++++ Record excerpts ++++

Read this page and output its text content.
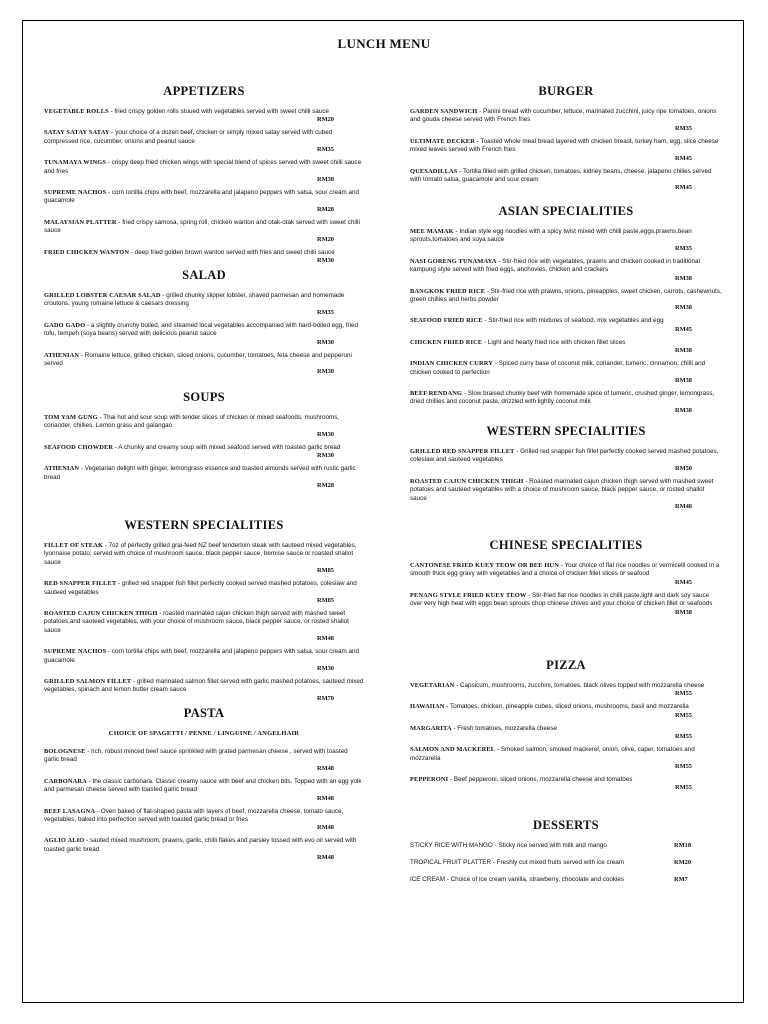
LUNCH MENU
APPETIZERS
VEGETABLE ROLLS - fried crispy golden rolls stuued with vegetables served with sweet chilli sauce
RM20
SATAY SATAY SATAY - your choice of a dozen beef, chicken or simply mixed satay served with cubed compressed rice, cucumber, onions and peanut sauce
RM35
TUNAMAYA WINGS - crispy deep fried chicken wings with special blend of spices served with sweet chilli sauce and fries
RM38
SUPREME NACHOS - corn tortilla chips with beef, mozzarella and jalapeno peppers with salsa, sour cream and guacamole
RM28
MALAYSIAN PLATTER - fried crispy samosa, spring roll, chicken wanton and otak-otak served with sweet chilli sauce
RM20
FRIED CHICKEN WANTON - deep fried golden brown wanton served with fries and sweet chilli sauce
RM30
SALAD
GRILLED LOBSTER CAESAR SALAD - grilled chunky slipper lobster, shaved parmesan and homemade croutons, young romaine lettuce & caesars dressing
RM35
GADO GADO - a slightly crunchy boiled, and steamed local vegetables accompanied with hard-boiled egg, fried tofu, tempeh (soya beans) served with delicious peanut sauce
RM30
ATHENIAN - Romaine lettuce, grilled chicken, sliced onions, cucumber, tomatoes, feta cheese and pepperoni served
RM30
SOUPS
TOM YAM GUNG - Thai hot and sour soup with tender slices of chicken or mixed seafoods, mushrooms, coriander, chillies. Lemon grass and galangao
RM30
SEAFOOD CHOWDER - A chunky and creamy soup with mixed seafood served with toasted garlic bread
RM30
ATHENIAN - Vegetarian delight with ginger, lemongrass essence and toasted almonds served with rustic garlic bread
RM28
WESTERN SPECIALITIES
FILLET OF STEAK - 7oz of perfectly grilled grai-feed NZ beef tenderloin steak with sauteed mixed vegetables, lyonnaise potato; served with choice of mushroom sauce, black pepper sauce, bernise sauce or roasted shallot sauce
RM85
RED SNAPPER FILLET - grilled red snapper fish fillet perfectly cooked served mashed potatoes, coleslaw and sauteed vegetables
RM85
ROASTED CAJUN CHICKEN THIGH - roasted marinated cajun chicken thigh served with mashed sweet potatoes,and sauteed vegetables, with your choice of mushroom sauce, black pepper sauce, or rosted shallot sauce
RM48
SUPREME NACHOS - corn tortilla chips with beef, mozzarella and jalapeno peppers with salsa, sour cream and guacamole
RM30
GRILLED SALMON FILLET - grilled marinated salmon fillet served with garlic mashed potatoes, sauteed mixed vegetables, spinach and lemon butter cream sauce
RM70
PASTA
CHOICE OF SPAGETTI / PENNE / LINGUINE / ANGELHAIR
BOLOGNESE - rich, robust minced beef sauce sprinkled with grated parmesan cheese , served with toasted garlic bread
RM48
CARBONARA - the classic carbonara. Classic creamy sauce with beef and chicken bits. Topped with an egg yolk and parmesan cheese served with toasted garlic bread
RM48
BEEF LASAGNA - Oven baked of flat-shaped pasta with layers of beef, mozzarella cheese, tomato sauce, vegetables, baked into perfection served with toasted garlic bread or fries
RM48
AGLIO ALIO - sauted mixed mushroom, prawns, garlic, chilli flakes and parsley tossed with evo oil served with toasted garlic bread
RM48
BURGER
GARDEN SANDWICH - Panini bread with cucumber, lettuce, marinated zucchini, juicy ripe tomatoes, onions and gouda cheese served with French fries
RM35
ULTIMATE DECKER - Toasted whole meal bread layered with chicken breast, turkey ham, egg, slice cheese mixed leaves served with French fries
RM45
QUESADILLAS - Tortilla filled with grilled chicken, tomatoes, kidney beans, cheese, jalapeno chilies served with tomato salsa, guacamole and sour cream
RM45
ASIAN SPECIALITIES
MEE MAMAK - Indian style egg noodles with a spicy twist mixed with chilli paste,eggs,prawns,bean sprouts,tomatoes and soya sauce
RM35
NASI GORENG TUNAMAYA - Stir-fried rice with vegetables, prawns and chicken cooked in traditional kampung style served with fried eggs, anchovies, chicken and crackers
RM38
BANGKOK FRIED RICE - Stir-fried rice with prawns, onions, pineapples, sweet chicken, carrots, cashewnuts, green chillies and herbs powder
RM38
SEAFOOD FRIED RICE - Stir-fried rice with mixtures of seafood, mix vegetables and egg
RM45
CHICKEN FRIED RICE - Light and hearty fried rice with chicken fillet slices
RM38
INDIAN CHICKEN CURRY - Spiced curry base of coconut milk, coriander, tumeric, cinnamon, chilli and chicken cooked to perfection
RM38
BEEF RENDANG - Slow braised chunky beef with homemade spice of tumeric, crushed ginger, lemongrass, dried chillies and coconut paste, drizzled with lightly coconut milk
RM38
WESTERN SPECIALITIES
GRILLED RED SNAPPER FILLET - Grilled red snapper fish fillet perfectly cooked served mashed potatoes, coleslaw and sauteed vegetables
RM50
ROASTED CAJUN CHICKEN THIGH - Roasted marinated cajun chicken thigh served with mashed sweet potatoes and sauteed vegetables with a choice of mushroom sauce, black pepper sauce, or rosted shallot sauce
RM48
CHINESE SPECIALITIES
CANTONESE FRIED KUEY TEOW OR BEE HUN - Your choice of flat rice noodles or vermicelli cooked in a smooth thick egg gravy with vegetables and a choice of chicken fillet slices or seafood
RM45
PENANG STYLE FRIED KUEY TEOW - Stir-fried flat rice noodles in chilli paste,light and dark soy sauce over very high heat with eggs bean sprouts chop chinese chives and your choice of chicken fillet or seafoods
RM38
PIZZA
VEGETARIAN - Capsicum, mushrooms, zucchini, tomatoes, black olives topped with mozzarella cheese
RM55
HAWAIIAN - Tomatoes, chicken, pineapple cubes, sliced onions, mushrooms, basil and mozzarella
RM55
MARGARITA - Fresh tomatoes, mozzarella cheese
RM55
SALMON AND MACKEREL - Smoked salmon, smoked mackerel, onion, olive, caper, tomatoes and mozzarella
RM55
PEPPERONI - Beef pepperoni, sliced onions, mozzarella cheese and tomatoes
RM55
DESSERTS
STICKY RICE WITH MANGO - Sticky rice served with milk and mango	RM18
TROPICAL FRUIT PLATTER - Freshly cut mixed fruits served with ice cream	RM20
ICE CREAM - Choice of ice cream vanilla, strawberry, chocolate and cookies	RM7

++++
++++ Record excerpts ++++

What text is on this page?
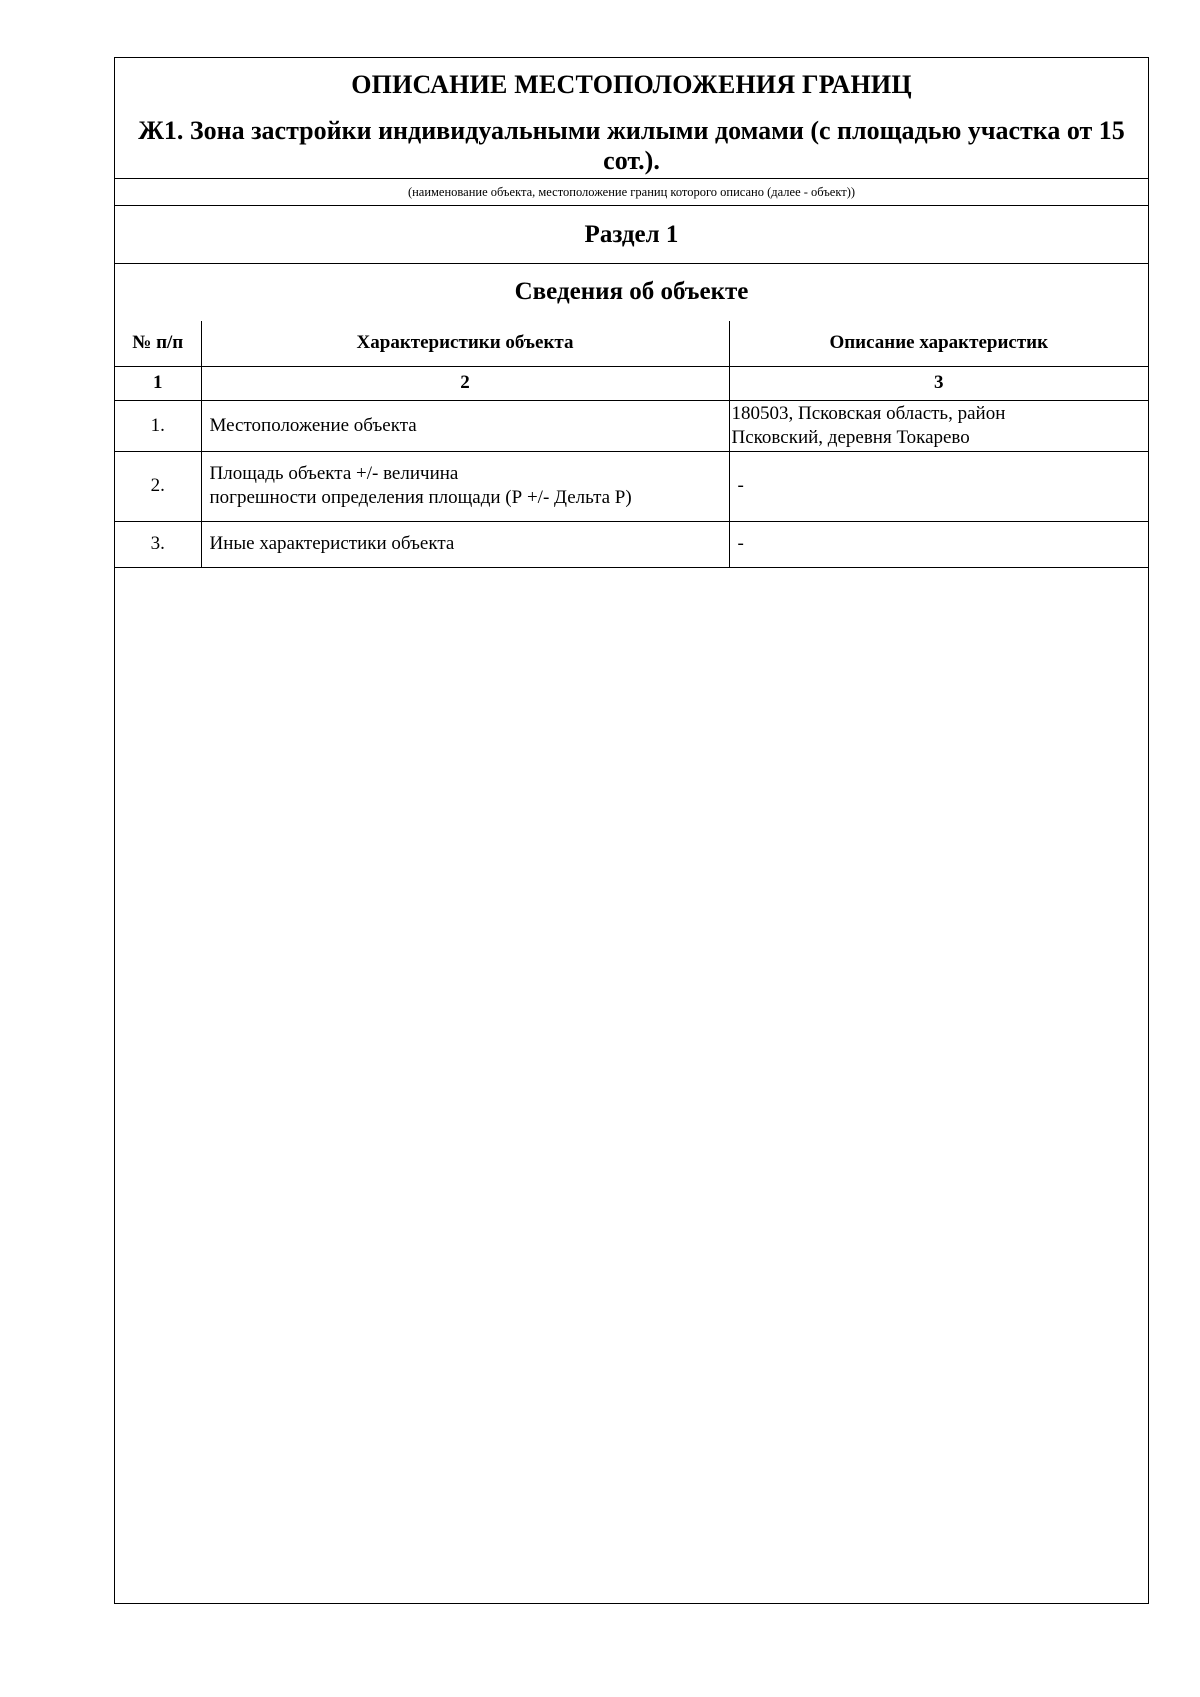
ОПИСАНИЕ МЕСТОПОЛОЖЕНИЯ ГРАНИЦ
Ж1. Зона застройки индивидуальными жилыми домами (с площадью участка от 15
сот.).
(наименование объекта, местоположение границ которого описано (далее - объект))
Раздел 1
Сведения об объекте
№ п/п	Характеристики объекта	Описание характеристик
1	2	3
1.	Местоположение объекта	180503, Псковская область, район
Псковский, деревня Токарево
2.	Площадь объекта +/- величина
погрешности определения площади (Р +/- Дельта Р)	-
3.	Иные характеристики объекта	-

++++

Task instructions:
Pick each line holding the word "PLATTER" out of the listing.

Reply:
MALAYSIAN PLATTER - fried crispy samosa, spring roll, chicken wanton and otak-otak served with sweet chilli sauce
TROPICAL FRUIT PLATTER - Freshly cut mixed fruits served with ice cream	RM20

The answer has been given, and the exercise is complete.